• **GOAL**:
Look through the data below and work out how many lines contain the string "JSON". Give the number alone.

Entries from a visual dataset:
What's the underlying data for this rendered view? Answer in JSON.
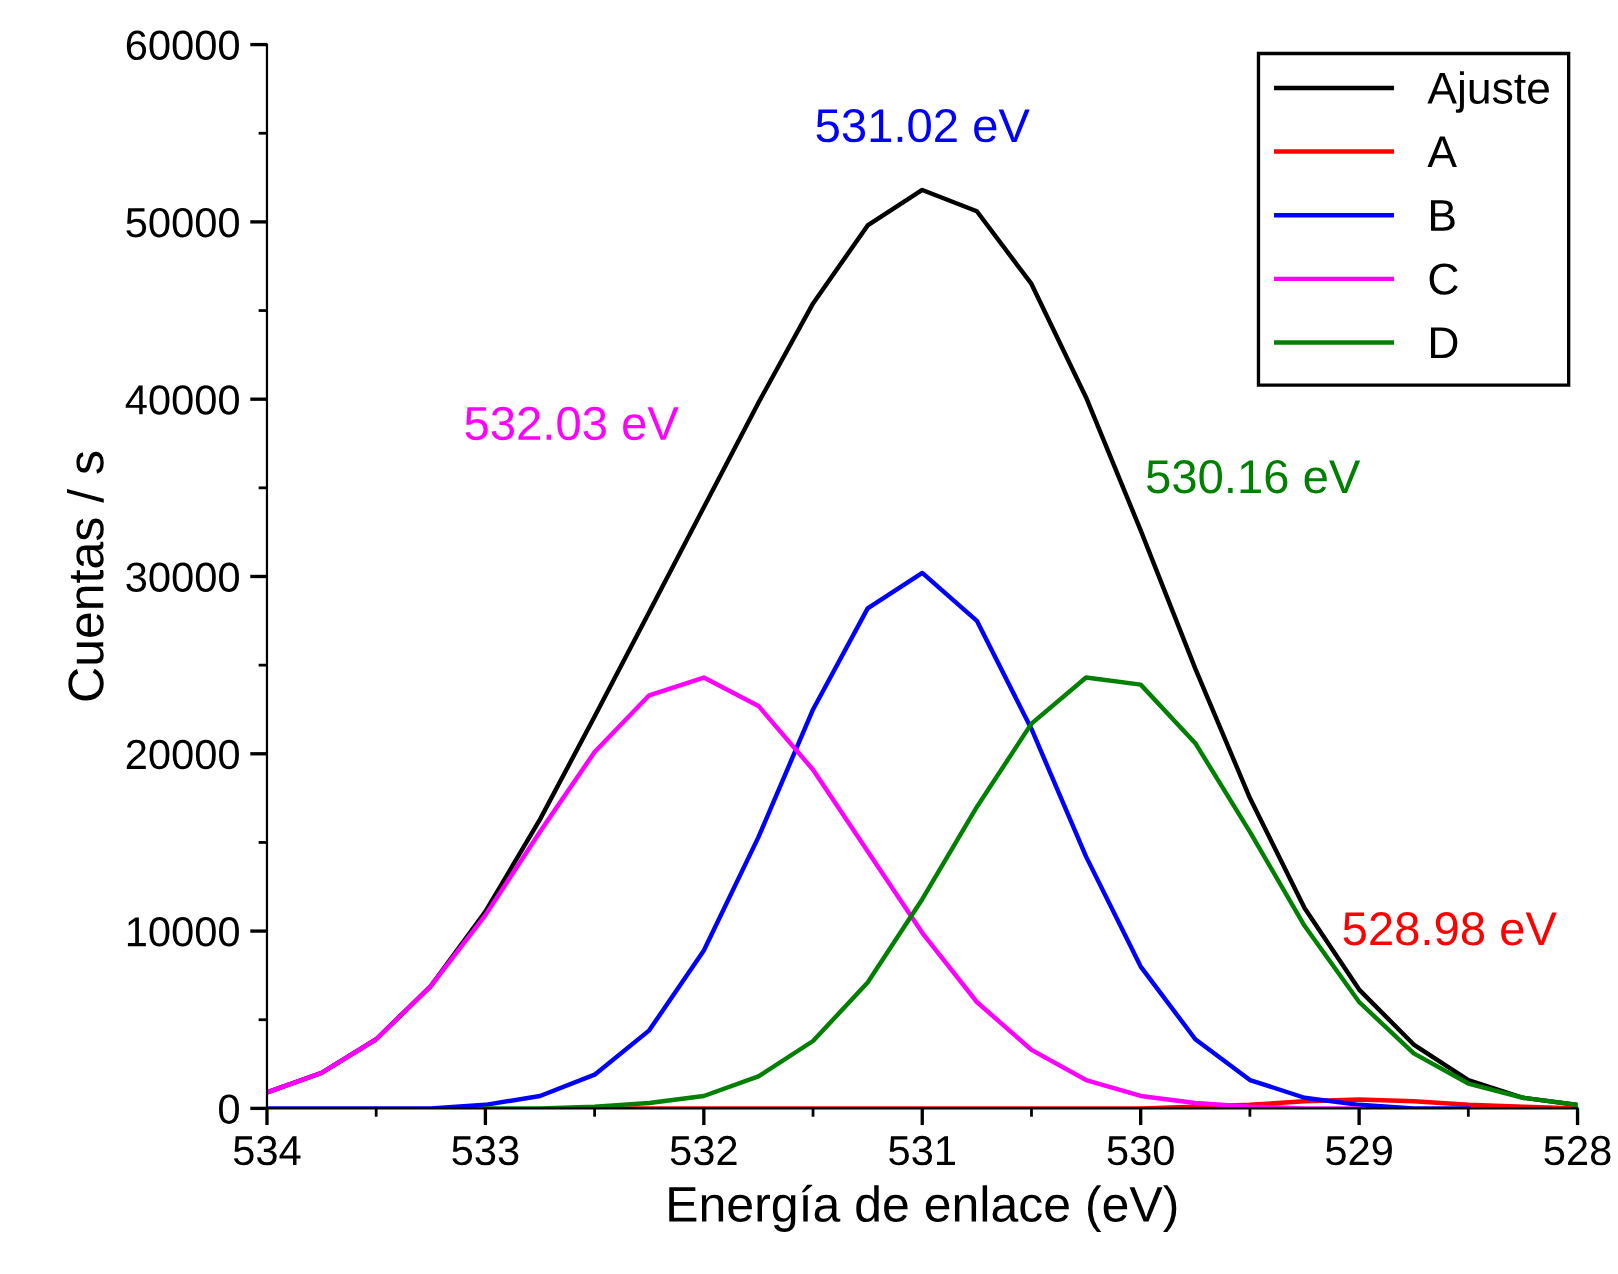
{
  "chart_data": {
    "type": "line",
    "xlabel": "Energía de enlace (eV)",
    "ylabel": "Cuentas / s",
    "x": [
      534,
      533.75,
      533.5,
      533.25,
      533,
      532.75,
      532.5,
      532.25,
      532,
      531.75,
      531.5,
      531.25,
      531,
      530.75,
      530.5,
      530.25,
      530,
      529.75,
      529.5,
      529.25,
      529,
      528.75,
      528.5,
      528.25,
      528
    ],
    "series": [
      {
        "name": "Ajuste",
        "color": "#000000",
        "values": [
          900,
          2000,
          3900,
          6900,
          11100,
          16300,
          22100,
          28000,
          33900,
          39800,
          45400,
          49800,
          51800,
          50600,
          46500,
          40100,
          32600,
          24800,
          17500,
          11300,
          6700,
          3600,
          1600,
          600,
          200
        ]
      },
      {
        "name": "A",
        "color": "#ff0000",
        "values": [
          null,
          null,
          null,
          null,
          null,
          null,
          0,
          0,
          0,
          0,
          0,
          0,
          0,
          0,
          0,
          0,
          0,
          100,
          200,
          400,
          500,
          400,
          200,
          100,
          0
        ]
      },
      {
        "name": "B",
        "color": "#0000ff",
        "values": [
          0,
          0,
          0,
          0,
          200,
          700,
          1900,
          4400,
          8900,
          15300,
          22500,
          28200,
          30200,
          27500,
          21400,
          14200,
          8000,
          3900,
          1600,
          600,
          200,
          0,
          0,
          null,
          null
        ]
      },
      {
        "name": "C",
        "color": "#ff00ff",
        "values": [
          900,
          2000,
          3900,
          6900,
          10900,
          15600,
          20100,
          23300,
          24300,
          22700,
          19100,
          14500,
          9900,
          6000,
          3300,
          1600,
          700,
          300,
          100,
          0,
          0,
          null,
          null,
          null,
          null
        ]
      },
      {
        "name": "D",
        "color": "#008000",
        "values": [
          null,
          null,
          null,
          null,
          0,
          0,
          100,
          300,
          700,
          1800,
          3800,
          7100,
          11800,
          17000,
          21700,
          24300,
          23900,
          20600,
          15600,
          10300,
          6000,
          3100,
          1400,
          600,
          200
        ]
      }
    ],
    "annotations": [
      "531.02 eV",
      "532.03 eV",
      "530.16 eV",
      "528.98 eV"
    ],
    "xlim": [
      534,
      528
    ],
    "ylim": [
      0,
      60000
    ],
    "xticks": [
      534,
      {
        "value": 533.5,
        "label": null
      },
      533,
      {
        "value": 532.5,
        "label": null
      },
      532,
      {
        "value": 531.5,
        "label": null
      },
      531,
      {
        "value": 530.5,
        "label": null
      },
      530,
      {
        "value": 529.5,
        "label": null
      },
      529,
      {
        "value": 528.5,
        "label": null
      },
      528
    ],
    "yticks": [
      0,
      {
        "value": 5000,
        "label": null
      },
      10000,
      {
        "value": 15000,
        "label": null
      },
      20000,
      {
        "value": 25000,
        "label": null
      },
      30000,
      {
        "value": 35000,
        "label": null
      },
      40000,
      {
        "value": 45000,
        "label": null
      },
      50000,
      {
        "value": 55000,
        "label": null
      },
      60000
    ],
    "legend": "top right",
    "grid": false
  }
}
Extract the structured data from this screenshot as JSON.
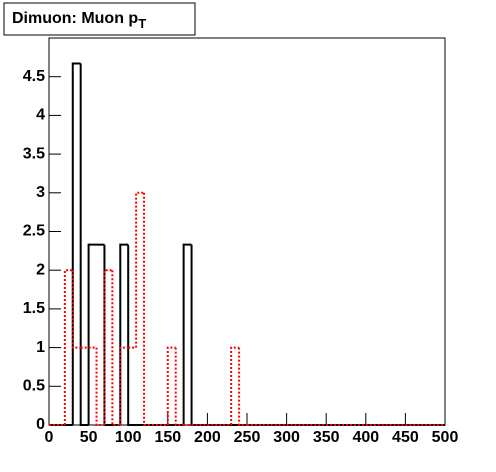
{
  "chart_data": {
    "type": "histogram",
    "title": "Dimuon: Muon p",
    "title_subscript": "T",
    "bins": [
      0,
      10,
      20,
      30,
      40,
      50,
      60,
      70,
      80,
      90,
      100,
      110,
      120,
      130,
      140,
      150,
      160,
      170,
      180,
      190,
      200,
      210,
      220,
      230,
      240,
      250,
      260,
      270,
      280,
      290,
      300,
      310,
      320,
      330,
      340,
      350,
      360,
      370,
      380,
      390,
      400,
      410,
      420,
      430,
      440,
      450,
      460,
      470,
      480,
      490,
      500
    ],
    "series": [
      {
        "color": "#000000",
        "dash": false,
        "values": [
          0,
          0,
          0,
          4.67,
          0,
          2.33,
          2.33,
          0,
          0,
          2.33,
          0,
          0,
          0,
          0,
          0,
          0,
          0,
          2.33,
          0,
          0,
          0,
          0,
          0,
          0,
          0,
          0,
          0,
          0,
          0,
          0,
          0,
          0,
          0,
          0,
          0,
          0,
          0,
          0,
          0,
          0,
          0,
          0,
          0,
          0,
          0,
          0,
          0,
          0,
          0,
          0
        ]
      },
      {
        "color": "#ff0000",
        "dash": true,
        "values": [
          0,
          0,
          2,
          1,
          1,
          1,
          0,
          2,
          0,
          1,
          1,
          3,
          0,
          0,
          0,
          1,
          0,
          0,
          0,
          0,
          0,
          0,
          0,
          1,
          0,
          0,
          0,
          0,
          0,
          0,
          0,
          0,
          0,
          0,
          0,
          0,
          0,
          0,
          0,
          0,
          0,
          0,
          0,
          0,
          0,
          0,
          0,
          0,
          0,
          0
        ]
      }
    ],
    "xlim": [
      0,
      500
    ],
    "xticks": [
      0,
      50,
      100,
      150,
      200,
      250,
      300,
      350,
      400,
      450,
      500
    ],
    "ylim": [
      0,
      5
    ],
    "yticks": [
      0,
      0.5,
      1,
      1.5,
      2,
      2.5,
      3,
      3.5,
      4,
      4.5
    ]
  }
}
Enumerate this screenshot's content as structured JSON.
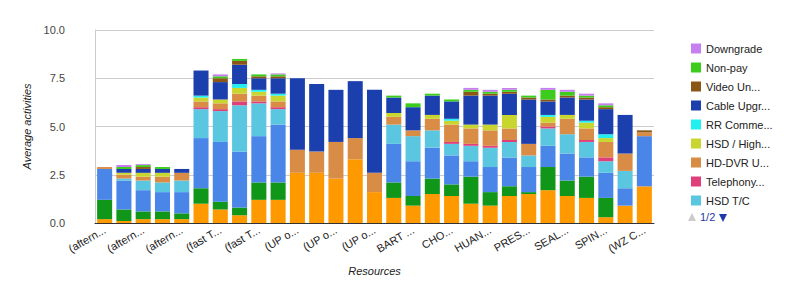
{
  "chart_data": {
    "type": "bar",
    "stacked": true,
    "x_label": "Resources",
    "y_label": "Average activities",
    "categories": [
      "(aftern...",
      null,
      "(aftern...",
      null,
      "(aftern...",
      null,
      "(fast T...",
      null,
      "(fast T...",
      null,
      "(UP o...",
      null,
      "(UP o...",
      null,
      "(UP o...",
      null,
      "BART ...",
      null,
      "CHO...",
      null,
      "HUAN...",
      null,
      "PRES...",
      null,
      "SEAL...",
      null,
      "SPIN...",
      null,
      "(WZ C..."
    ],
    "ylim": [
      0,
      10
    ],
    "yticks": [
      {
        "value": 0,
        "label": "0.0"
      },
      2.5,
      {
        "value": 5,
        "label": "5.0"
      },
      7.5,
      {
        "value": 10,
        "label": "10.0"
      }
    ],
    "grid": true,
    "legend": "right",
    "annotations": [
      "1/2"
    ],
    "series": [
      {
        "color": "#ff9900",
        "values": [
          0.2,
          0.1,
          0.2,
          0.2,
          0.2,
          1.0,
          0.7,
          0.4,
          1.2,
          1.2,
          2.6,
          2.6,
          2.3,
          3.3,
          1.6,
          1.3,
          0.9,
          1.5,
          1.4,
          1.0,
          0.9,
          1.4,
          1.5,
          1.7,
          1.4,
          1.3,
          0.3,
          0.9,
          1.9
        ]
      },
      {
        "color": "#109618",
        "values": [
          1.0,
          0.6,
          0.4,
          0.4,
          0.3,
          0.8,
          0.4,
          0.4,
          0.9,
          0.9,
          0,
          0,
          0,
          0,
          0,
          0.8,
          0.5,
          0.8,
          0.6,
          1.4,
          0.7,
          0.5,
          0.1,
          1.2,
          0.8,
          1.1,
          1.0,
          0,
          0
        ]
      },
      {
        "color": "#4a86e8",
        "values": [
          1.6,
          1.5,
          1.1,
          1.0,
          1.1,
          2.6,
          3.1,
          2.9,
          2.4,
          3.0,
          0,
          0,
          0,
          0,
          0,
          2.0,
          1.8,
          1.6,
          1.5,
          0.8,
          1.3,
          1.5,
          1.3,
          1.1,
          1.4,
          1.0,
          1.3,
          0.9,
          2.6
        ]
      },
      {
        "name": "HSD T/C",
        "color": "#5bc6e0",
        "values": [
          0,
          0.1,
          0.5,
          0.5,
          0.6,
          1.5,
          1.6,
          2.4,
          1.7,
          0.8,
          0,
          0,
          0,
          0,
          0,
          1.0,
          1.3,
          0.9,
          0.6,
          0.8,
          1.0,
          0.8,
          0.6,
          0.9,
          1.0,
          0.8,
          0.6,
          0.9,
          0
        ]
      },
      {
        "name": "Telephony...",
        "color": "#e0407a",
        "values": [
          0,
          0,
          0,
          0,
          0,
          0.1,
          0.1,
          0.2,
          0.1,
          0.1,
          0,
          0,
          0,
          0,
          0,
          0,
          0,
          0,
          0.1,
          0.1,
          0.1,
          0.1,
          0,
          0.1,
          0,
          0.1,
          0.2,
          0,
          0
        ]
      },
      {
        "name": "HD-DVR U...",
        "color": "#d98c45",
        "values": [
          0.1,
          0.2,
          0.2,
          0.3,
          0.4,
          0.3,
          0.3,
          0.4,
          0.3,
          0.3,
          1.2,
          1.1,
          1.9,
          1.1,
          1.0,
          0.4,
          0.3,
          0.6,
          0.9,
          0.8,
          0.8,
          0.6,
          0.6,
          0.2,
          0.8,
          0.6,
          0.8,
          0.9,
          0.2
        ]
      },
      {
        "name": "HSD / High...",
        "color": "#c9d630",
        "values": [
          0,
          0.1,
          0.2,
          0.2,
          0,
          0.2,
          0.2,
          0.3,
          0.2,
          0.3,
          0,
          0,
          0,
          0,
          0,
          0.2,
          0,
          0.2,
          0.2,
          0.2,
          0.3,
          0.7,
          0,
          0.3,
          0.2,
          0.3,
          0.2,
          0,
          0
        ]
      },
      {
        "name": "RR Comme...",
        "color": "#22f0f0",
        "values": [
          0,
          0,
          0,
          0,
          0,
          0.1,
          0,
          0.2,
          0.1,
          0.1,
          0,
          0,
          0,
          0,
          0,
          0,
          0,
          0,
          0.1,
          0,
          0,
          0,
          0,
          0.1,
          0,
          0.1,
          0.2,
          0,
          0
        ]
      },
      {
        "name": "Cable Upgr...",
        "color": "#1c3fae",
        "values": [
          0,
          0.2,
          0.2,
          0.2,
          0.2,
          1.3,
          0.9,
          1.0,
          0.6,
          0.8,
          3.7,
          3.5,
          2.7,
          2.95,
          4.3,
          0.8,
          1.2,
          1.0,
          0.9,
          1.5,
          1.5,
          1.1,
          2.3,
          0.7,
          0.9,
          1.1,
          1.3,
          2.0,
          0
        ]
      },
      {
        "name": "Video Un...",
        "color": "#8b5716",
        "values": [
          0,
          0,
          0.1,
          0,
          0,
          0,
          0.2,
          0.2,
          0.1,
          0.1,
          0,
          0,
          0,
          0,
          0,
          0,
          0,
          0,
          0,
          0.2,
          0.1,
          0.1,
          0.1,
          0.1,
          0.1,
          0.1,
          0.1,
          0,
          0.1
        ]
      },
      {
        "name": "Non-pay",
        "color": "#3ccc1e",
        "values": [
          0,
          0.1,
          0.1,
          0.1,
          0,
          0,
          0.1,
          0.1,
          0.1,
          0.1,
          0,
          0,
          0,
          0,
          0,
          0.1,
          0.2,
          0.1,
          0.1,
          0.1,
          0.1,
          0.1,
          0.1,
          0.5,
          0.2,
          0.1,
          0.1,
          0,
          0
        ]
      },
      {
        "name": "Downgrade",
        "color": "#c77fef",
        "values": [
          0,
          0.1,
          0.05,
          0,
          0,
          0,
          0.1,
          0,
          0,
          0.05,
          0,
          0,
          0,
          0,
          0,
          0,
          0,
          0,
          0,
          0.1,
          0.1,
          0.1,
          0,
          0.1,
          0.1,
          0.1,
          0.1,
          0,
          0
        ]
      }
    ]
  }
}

• **THE OUTPUT**:
3